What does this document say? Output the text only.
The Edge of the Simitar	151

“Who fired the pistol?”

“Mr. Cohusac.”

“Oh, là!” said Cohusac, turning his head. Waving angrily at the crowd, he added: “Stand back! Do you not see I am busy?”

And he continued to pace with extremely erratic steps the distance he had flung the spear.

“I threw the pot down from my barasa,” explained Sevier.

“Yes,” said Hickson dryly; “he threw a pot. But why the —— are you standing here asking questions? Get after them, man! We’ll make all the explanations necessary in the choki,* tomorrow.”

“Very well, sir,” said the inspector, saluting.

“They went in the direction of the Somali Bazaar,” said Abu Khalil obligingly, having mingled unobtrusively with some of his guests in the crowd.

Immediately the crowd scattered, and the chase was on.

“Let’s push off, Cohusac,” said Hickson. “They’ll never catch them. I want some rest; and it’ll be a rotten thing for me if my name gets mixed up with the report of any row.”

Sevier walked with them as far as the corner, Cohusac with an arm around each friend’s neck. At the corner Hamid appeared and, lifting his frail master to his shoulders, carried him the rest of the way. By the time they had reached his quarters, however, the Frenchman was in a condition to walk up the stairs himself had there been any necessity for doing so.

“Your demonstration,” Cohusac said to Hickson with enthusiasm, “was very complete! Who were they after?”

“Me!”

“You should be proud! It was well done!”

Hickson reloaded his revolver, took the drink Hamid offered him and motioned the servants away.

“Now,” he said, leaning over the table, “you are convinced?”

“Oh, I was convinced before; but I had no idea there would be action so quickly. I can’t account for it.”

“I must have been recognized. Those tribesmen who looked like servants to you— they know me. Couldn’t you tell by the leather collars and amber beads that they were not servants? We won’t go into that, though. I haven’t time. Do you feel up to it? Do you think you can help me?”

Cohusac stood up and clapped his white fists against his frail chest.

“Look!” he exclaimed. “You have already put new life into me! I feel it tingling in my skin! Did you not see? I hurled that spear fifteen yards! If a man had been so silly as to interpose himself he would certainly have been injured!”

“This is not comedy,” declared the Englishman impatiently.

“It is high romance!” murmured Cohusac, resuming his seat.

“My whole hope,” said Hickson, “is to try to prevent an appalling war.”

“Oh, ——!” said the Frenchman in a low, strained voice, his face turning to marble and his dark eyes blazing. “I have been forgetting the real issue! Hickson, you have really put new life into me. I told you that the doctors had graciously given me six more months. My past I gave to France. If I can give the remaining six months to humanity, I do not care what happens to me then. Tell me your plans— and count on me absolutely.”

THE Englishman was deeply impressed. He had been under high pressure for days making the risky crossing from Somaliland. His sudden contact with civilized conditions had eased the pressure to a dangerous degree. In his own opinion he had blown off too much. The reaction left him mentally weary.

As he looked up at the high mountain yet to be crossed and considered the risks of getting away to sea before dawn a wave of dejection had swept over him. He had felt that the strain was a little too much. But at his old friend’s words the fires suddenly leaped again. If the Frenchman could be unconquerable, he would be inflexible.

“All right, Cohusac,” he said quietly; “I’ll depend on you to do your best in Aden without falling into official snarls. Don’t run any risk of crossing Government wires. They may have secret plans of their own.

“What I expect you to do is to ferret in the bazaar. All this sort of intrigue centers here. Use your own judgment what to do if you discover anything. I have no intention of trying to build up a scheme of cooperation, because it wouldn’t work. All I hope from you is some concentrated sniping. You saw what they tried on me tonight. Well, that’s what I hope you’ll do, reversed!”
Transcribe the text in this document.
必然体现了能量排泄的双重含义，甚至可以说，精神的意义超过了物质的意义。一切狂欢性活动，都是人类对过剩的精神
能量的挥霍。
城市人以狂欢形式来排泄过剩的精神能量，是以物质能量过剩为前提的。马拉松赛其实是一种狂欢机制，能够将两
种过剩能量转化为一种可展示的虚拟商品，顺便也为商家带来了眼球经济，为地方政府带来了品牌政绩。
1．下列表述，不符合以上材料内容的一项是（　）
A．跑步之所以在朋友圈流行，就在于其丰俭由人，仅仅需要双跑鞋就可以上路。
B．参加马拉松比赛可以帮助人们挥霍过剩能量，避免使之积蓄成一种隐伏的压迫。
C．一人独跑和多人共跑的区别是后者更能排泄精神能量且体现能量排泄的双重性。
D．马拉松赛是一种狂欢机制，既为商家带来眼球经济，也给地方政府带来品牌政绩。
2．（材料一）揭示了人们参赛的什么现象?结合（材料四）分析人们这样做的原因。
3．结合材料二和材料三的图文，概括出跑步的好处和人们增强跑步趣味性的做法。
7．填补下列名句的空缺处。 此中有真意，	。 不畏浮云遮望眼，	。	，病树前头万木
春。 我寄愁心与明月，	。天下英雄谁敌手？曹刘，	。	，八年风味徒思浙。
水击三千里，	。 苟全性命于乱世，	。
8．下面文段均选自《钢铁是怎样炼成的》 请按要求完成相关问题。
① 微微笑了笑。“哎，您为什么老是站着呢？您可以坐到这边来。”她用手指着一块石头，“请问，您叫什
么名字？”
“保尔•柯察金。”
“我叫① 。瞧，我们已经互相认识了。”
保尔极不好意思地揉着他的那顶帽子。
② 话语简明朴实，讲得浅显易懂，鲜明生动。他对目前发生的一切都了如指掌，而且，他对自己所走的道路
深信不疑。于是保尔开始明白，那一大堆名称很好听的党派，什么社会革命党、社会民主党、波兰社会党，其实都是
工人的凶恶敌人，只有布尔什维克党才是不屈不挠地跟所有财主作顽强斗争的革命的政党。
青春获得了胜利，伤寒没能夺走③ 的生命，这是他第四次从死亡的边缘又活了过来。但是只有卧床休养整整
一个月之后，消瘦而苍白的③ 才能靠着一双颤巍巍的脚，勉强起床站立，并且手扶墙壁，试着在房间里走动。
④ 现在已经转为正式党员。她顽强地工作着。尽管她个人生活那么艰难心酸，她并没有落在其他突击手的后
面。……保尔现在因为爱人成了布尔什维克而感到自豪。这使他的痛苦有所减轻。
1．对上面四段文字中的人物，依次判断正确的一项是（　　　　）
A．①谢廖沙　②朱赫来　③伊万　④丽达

Exercise description => Report only the number of lines that hold the word "them".

Answer to this exercise => 3